→ **Problem description**
Give only one thing: the number of lines that include the word "GOES".

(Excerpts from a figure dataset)
-------
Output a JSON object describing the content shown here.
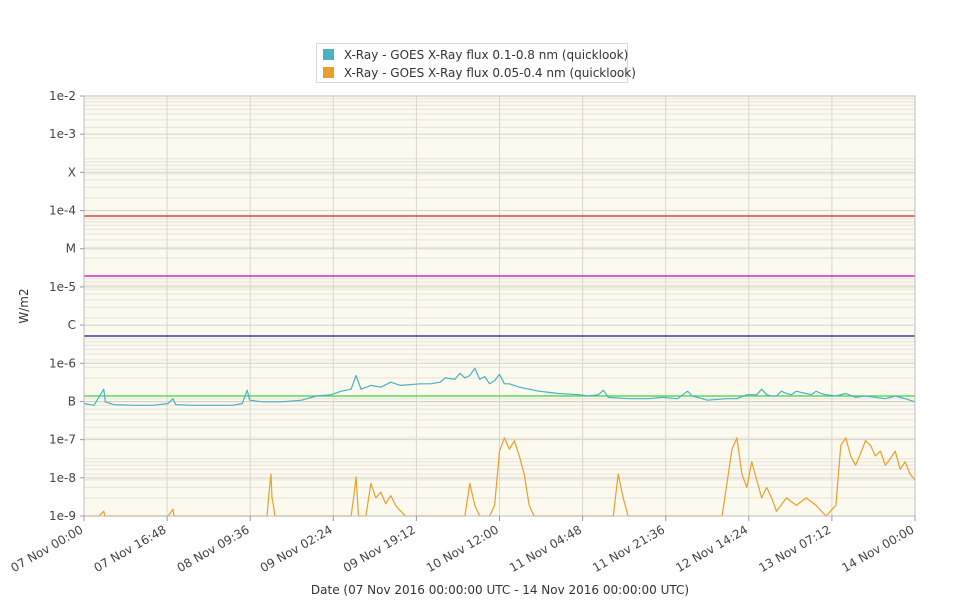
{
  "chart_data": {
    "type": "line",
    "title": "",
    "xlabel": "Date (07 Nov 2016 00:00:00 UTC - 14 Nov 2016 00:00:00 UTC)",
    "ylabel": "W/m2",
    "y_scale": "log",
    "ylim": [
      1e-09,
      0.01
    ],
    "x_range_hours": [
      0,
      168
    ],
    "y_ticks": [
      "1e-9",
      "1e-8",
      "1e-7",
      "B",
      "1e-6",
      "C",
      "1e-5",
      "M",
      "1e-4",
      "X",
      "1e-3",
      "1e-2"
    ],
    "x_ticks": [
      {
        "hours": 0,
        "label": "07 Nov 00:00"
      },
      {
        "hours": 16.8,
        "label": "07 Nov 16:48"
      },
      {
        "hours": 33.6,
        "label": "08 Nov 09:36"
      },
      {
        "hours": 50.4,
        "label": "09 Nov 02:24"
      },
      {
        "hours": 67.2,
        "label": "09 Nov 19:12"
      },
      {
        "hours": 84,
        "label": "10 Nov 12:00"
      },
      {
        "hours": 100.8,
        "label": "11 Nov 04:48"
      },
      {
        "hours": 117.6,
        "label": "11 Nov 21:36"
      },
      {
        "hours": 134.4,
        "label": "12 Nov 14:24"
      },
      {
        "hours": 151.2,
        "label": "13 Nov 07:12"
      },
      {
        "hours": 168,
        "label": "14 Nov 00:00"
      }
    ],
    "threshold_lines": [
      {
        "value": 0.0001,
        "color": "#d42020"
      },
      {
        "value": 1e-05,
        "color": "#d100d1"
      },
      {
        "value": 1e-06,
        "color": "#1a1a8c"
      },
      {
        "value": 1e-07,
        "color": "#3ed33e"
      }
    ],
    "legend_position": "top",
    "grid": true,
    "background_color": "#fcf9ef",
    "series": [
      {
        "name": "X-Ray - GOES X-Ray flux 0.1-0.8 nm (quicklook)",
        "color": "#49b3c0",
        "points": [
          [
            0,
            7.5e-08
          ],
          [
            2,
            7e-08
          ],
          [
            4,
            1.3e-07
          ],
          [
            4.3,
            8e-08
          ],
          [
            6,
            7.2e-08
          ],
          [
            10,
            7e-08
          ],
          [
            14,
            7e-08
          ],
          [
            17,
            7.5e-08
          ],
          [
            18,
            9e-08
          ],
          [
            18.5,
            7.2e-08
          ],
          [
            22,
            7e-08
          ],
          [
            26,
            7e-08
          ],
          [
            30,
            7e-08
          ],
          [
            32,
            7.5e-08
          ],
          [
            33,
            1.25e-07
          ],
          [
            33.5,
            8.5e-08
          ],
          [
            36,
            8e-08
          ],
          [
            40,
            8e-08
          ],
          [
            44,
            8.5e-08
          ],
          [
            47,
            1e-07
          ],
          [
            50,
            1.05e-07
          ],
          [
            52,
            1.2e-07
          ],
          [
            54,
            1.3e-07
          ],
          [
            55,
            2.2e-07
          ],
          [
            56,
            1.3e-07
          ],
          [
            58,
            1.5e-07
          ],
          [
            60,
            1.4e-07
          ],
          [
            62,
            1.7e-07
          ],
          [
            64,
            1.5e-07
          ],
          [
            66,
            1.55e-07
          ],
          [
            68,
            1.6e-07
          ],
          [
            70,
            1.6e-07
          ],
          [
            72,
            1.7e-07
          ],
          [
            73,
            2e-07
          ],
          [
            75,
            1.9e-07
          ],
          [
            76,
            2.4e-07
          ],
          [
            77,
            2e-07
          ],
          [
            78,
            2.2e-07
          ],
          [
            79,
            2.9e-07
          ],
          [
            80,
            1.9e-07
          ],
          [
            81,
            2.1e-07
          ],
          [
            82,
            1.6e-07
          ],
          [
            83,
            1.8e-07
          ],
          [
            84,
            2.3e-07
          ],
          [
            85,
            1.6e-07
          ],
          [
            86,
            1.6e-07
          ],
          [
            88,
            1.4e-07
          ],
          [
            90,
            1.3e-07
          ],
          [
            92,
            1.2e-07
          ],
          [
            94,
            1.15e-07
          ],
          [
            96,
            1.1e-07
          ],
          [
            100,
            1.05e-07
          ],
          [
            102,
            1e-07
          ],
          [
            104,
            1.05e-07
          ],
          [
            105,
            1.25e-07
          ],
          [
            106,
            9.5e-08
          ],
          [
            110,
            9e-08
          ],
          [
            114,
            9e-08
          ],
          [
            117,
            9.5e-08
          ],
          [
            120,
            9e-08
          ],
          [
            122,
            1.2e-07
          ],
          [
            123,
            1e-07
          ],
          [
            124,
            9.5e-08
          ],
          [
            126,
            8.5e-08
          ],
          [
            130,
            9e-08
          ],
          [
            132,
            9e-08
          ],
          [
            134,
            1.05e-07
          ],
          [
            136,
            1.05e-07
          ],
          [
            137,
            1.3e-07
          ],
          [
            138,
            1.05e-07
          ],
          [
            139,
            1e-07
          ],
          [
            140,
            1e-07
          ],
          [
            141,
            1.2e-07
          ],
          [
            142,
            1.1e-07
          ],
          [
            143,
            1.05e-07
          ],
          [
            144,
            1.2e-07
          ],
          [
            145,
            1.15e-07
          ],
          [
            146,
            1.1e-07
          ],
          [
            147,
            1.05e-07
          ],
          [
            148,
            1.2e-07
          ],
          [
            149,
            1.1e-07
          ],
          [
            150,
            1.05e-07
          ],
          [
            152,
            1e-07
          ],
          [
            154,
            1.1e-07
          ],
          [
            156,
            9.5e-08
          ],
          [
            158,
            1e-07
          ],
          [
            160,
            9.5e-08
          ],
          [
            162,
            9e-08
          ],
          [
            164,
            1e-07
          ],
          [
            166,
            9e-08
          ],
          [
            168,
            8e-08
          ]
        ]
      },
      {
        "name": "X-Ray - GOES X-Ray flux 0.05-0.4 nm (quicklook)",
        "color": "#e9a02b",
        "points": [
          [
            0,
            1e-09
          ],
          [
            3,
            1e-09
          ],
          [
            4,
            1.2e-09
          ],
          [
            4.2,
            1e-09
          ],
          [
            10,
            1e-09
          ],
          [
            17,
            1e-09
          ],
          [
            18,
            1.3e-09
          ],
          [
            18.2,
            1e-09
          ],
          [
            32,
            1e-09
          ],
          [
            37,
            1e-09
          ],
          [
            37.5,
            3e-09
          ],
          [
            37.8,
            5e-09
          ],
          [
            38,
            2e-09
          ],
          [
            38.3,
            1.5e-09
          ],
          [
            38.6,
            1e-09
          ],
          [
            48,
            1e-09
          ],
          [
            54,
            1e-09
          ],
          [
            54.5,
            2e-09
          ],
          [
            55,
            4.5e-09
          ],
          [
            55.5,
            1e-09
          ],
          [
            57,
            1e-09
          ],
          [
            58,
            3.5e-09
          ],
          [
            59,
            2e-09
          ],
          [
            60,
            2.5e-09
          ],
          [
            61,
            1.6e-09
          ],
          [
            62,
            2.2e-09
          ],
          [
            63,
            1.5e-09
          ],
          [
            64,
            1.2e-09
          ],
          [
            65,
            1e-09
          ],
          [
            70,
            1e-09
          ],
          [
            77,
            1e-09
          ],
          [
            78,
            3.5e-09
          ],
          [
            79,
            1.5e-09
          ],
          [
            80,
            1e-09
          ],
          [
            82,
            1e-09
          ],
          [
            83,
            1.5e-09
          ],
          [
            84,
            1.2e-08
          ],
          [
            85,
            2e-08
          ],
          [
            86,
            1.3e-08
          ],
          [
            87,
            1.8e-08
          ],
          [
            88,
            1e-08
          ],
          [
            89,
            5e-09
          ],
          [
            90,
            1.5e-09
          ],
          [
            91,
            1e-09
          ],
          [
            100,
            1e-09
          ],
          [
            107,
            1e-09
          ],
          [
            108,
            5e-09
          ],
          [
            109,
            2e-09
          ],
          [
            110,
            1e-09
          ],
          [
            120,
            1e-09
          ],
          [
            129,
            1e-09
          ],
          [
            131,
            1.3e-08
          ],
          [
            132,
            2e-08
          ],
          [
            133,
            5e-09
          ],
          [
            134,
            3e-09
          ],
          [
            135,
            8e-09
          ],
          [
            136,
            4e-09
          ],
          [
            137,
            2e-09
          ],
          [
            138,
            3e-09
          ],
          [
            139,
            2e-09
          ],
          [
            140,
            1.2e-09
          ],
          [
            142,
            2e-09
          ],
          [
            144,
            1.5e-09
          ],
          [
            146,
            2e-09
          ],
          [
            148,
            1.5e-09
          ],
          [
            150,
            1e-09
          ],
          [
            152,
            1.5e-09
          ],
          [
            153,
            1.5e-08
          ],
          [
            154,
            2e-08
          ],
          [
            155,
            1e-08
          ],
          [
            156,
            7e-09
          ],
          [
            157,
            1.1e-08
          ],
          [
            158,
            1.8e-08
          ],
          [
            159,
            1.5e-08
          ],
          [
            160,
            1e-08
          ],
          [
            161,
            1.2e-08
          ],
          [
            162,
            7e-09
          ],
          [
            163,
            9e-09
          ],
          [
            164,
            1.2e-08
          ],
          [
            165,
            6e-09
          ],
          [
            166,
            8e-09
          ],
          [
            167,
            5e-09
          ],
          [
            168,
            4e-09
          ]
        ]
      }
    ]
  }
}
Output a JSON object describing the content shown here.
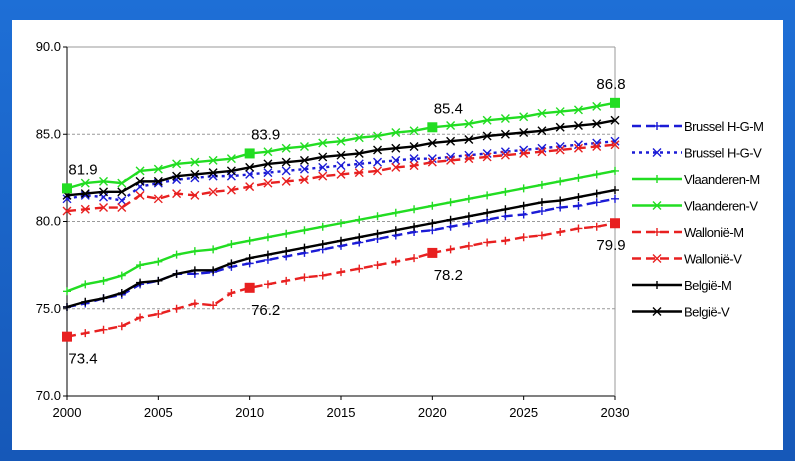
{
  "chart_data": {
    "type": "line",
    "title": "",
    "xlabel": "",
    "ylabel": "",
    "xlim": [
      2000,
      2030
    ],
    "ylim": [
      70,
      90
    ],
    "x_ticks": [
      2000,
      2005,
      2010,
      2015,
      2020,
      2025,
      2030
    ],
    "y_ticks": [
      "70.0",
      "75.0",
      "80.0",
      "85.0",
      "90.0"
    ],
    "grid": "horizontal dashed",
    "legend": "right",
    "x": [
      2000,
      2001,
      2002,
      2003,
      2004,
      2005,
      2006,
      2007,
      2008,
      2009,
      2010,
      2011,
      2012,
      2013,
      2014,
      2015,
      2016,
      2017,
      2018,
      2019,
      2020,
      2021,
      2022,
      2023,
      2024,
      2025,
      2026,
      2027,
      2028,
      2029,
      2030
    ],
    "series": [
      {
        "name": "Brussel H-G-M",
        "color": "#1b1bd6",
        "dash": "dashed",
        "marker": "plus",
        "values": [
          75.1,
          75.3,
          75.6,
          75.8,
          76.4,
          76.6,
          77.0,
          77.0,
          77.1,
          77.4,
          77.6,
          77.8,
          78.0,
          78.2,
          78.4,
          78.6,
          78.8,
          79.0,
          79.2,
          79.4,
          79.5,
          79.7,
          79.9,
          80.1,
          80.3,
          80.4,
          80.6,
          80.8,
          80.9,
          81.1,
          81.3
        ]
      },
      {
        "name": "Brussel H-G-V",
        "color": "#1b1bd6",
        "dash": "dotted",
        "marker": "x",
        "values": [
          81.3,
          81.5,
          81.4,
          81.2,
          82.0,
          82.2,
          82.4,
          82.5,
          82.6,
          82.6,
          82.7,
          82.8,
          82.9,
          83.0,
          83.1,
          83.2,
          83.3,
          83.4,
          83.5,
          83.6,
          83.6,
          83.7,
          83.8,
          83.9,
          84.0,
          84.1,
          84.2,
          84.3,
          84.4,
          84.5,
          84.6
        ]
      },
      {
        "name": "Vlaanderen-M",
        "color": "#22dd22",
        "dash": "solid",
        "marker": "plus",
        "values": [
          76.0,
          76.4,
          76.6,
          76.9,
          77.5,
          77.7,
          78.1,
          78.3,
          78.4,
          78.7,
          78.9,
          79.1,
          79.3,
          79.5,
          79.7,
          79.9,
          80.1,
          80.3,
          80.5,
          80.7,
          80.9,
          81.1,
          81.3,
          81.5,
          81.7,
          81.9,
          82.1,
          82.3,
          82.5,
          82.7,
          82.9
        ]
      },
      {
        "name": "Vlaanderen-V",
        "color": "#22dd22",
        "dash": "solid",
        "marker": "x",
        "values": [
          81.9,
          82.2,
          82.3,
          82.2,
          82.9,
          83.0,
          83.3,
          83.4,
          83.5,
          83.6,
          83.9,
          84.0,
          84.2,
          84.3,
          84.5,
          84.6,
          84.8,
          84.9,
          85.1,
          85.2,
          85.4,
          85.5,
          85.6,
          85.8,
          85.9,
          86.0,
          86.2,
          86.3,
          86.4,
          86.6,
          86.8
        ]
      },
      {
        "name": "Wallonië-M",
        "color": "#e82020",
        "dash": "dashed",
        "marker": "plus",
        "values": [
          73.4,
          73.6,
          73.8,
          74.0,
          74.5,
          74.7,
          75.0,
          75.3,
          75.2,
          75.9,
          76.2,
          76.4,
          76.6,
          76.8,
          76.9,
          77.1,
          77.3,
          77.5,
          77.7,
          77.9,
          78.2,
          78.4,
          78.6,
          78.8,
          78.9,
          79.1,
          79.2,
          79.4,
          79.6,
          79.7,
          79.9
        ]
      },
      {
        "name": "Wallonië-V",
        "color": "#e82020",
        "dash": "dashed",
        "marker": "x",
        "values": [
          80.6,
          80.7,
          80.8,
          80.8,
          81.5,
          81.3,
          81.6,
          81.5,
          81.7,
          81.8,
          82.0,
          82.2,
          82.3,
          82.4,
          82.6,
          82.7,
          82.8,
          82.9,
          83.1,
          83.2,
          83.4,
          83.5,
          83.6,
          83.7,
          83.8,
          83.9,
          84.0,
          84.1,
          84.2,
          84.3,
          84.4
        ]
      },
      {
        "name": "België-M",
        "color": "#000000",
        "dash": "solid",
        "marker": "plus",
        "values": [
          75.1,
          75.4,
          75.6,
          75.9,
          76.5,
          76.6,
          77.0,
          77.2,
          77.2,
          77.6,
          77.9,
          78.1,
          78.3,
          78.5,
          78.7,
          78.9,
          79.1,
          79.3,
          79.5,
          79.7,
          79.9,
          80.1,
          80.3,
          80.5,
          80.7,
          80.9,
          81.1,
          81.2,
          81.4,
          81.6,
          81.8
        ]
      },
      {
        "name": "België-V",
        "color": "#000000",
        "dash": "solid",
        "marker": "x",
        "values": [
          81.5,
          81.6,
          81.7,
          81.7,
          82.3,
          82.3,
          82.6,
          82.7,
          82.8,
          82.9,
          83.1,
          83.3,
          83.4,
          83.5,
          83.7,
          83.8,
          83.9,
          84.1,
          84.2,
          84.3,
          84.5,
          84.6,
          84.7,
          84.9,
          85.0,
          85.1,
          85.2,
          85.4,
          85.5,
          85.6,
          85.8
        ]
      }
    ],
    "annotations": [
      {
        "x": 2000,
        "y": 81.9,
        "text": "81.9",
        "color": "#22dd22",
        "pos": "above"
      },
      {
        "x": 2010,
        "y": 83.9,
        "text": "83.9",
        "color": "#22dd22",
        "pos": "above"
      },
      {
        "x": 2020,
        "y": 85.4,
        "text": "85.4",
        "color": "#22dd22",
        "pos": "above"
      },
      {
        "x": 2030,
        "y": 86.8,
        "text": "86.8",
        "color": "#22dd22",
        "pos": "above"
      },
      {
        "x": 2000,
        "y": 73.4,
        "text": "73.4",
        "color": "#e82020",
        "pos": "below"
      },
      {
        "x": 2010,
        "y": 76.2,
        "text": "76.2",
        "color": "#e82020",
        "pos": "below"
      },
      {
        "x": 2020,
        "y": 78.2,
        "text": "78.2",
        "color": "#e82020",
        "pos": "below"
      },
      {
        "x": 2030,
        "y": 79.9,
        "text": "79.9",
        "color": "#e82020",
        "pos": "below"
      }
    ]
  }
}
-------
→ **Reply to the task**
2